Set task: Format every line of the records below as a Markdown table with the columns "Row" and "Record text", numbering the rows and leaving out blank lines.
******************************
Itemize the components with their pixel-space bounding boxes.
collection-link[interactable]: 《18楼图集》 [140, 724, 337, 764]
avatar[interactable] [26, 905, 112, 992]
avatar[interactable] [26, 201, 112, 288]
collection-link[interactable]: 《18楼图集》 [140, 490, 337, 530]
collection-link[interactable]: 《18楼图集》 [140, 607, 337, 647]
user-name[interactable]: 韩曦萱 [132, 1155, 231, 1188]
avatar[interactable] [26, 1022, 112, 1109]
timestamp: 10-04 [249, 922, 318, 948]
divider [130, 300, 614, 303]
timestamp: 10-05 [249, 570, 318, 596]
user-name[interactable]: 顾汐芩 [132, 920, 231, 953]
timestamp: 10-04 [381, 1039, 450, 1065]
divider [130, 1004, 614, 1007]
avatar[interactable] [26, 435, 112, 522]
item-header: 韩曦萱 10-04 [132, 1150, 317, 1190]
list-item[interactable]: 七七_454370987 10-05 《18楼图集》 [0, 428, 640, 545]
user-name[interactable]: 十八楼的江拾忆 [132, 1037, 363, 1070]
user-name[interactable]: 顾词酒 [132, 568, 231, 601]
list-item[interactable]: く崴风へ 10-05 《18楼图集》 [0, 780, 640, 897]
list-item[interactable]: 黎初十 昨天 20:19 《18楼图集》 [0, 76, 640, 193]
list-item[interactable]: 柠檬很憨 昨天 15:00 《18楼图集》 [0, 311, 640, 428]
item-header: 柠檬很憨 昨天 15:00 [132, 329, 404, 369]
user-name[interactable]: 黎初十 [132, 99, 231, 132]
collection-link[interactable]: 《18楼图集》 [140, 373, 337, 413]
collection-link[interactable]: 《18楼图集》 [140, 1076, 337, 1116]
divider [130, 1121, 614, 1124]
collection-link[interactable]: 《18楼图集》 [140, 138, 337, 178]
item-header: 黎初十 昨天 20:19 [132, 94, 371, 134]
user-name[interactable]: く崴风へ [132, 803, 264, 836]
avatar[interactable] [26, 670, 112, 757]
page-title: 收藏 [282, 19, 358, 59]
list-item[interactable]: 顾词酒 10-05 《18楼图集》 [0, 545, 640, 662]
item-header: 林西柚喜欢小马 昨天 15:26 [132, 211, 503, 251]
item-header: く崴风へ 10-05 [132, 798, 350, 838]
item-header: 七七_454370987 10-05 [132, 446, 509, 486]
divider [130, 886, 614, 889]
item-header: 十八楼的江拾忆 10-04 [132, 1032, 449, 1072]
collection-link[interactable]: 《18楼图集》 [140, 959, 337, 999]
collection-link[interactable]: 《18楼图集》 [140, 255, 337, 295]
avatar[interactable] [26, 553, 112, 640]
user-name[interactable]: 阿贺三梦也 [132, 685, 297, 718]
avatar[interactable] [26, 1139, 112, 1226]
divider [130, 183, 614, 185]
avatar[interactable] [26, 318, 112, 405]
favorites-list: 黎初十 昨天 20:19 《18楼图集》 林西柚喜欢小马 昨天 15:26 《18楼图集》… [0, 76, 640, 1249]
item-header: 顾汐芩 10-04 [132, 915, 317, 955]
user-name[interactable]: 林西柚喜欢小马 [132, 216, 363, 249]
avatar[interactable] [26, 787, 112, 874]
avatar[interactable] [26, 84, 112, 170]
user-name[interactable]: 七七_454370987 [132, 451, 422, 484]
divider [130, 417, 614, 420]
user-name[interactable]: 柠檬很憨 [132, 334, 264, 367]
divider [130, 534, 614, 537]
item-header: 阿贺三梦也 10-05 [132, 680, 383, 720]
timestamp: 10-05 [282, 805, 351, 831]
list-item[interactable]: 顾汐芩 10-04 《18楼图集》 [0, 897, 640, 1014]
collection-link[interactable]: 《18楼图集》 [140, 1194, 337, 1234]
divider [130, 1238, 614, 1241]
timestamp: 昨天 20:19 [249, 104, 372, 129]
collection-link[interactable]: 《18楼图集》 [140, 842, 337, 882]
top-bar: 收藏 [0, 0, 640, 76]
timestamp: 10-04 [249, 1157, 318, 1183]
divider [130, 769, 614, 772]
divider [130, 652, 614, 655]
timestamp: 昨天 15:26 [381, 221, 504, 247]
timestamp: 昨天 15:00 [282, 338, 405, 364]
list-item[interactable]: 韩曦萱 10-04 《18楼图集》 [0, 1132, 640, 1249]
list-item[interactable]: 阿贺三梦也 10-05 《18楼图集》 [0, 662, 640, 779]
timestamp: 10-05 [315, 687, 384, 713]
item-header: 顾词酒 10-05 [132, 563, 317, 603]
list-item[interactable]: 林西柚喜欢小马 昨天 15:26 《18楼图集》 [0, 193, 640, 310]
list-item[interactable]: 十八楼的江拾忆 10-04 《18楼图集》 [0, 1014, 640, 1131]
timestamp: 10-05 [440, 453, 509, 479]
******************************
Finished answer:
| Row | Record text |
|---|---|
| 1 | Itemize the components with their pixel-space bounding boxes. |
| 2 | collection-link[interactable]: 《18楼图集》 [140, 724, 337, 764] |
| 3 | avatar[interactable] [26, 905, 112, 992] |
| 4 | avatar[interactable] [26, 201, 112, 288] |
| 5 | collection-link[interactable]: 《18楼图集》 [140, 490, 337, 530] |
| 6 | collection-link[interactable]: 《18楼图集》 [140, 607, 337, 647] |
| 7 | user-name[interactable]: 韩曦萱 [132, 1155, 231, 1188] |
| 8 | avatar[interactable] [26, 1022, 112, 1109] |
| 9 | timestamp: 10-04 [249, 922, 318, 948] |
| 10 | divider [130, 300, 614, 303] |
| 11 | timestamp: 10-05 [249, 570, 318, 596] |
| 12 | user-name[interactable]: 顾汐芩 [132, 920, 231, 953] |
| 13 | timestamp: 10-04 [381, 1039, 450, 1065] |
| 14 | divider [130, 1004, 614, 1007] |
| 15 | avatar[interactable] [26, 435, 112, 522] |
| 16 | item-header: 韩曦萱 10-04 [132, 1150, 317, 1190] |
| 17 | list-item[interactable]: 七七_454370987 10-05 《18楼图集》 [0, 428, 640, 545] |
| 18 | user-name[interactable]: 十八楼的江拾忆 [132, 1037, 363, 1070] |
| 19 | user-name[interactable]: 顾词酒 [132, 568, 231, 601] |
| 20 | list-item[interactable]: く崴风へ 10-05 《18楼图集》 [0, 780, 640, 897] |
| 21 | list-item[interactable]: 黎初十 昨天 20:19 《18楼图集》 [0, 76, 640, 193] |
| 22 | list-item[interactable]: 柠檬很憨 昨天 15:00 《18楼图集》 [0, 311, 640, 428] |
| 23 | item-header: 柠檬很憨 昨天 15:00 [132, 329, 404, 369] |
| 24 | user-name[interactable]: 黎初十 [132, 99, 231, 132] |
| 25 | collection-link[interactable]: 《18楼图集》 [140, 373, 337, 413] |
| 26 | collection-link[interactable]: 《18楼图集》 [140, 1076, 337, 1116] |
| 27 | divider [130, 1121, 614, 1124] |
| 28 | collection-link[interactable]: 《18楼图集》 [140, 138, 337, 178] |
| 29 | item-header: 黎初十 昨天 20:19 [132, 94, 371, 134] |
| 30 | user-name[interactable]: く崴风へ [132, 803, 264, 836] |
| 31 | avatar[interactable] [26, 670, 112, 757] |
| 32 | page-title: 收藏 [282, 19, 358, 59] |
| 33 | list-item[interactable]: 顾词酒 10-05 《18楼图集》 [0, 545, 640, 662] |
| 34 | item-header: 林西柚喜欢小马 昨天 15:26 [132, 211, 503, 251] |
| 35 | item-header: く崴风へ 10-05 [132, 798, 350, 838] |
| 36 | item-header: 七七_454370987 10-05 [132, 446, 509, 486] |
| 37 | divider [130, 886, 614, 889] |
| 38 | item-header: 十八楼的江拾忆 10-04 [132, 1032, 449, 1072] |
| 39 | collection-link[interactable]: 《18楼图集》 [140, 959, 337, 999] |
| 40 | collection-link[interactable]: 《18楼图集》 [140, 255, 337, 295] |
| 41 | avatar[interactable] [26, 553, 112, 640] |
| 42 | user-name[interactable]: 阿贺三梦也 [132, 685, 297, 718] |
| 43 | avatar[interactable] [26, 1139, 112, 1226] |
| 44 | divider [130, 183, 614, 185] |
| 45 | avatar[interactable] [26, 318, 112, 405] |
| 46 | favorites-list: 黎初十 昨天 20:19 《18楼图集》 林西柚喜欢小马 昨天 15:26 《18楼图集》… [0, 76, 640, 1249] |
| 47 | item-header: 顾汐芩 10-04 [132, 915, 317, 955] |
| 48 | user-name[interactable]: 林西柚喜欢小马 [132, 216, 363, 249] |
| 49 | avatar[interactable] [26, 787, 112, 874] |
| 50 | avatar[interactable] [26, 84, 112, 170] |
| 51 | user-name[interactable]: 七七_454370987 [132, 451, 422, 484] |
| 52 | divider [130, 417, 614, 420] |
| 53 | user-name[interactable]: 柠檬很憨 [132, 334, 264, 367] |
| 54 | divider [130, 534, 614, 537] |
| 55 | item-header: 阿贺三梦也 10-05 [132, 680, 383, 720] |
| 56 | timestamp: 10-05 [282, 805, 351, 831] |
| 57 | list-item[interactable]: 顾汐芩 10-04 《18楼图集》 [0, 897, 640, 1014] |
| 58 | collection-link[interactable]: 《18楼图集》 [140, 1194, 337, 1234] |
| 59 | divider [130, 1238, 614, 1241] |
| 60 | timestamp: 昨天 20:19 [249, 104, 372, 129] |
| 61 | collection-link[interactable]: 《18楼图集》 [140, 842, 337, 882] |
| 62 | top-bar: 收藏 [0, 0, 640, 76] |
| 63 | timestamp: 10-04 [249, 1157, 318, 1183] |
| 64 | divider [130, 769, 614, 772] |
| 65 | divider [130, 652, 614, 655] |
| 66 | timestamp: 昨天 15:26 [381, 221, 504, 247] |
| 67 | timestamp: 昨天 15:00 [282, 338, 405, 364] |
| 68 | list-item[interactable]: 韩曦萱 10-04 《18楼图集》 [0, 1132, 640, 1249] |
| 69 | list-item[interactable]: 阿贺三梦也 10-05 《18楼图集》 [0, 662, 640, 779] |
| 70 | timestamp: 10-05 [315, 687, 384, 713] |
| 71 | item-header: 顾词酒 10-05 [132, 563, 317, 603] |
| 72 | list-item[interactable]: 林西柚喜欢小马 昨天 15:26 《18楼图集》 [0, 193, 640, 310] |
| 73 | list-item[interactable]: 十八楼的江拾忆 10-04 《18楼图集》 [0, 1014, 640, 1131] |
| 74 | timestamp: 10-05 [440, 453, 509, 479] |